### The problem
Pull out each line of the records holding the string "from".
::::::::::
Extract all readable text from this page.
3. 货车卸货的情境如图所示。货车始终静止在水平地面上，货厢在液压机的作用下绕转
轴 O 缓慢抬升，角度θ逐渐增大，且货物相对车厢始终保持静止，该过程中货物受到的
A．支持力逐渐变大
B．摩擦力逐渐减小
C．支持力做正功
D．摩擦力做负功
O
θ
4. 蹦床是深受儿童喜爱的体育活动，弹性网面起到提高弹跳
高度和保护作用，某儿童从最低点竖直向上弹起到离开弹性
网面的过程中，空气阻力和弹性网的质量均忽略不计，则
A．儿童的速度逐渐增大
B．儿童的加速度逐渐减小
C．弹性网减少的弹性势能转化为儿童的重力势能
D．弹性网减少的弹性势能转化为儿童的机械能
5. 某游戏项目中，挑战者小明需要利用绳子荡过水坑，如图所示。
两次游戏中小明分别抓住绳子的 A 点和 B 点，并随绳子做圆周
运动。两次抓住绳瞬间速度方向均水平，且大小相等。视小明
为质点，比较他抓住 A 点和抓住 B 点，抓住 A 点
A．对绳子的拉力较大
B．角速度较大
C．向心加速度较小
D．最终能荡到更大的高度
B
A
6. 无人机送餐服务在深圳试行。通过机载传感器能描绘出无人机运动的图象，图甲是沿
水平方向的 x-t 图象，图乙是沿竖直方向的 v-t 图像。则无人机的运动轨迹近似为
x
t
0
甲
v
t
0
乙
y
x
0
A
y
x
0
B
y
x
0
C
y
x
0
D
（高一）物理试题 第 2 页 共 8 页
::::::::::
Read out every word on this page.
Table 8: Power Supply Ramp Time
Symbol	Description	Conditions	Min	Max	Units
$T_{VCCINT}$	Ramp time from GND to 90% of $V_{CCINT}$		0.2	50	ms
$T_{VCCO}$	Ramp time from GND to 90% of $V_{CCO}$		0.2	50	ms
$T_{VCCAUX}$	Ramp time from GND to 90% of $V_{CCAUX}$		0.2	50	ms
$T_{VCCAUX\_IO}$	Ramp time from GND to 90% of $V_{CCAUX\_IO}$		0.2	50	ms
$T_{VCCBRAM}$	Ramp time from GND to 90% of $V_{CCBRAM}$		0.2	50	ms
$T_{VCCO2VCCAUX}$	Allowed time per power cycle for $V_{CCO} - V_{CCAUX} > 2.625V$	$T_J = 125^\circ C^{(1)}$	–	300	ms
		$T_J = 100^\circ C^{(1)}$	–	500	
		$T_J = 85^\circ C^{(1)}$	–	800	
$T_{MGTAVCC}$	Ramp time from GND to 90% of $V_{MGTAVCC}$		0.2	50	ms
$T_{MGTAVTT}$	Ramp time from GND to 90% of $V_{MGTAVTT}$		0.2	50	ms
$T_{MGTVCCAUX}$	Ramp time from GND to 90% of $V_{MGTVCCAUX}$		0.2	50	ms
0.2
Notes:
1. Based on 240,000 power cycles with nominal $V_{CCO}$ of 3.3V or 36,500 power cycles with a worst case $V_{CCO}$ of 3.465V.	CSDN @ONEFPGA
::::::::::
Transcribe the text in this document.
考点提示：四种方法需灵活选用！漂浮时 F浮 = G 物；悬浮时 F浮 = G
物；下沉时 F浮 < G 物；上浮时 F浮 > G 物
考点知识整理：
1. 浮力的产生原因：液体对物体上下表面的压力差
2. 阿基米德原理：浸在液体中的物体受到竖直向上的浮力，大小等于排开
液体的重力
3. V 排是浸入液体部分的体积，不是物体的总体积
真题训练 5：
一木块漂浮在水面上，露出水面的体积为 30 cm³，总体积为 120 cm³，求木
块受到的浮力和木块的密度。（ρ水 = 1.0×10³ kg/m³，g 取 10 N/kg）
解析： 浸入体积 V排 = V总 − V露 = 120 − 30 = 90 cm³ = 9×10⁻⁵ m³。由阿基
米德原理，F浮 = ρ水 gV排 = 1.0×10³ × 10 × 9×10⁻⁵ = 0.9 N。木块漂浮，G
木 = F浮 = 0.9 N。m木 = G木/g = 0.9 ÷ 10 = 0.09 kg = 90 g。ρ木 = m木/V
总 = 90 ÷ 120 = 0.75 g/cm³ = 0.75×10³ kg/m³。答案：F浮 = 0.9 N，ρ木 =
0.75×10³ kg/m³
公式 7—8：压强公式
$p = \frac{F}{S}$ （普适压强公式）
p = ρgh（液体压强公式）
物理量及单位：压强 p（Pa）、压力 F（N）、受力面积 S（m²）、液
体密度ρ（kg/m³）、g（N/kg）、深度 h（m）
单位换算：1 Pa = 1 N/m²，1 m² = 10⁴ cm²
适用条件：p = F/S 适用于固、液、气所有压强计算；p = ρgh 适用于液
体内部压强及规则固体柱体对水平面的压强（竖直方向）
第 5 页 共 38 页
::::::::::
### Answer to the task
Extract all readable text from this page.
$T_{VCCINT}$	Ramp time from GND to 90% of $V_{CCINT}$		0.2	50	ms
$T_{VCCO}$	Ramp time from GND to 90% of $V_{CCO}$		0.2	50	ms
$T_{VCCAUX}$	Ramp time from GND to 90% of $V_{CCAUX}$		0.2	50	ms
$T_{VCCAUX\_IO}$	Ramp time from GND to 90% of $V_{CCAUX\_IO}$		0.2	50	ms
$T_{VCCBRAM}$	Ramp time from GND to 90% of $V_{CCBRAM}$		0.2	50	ms
$T_{MGTAVCC}$	Ramp time from GND to 90% of $V_{MGTAVCC}$		0.2	50	ms
$T_{MGTAVTT}$	Ramp time from GND to 90% of $V_{MGTAVTT}$		0.2	50	ms
$T_{MGTVCCAUX}$	Ramp time from GND to 90% of $V_{MGTVCCAUX}$		0.2	50	ms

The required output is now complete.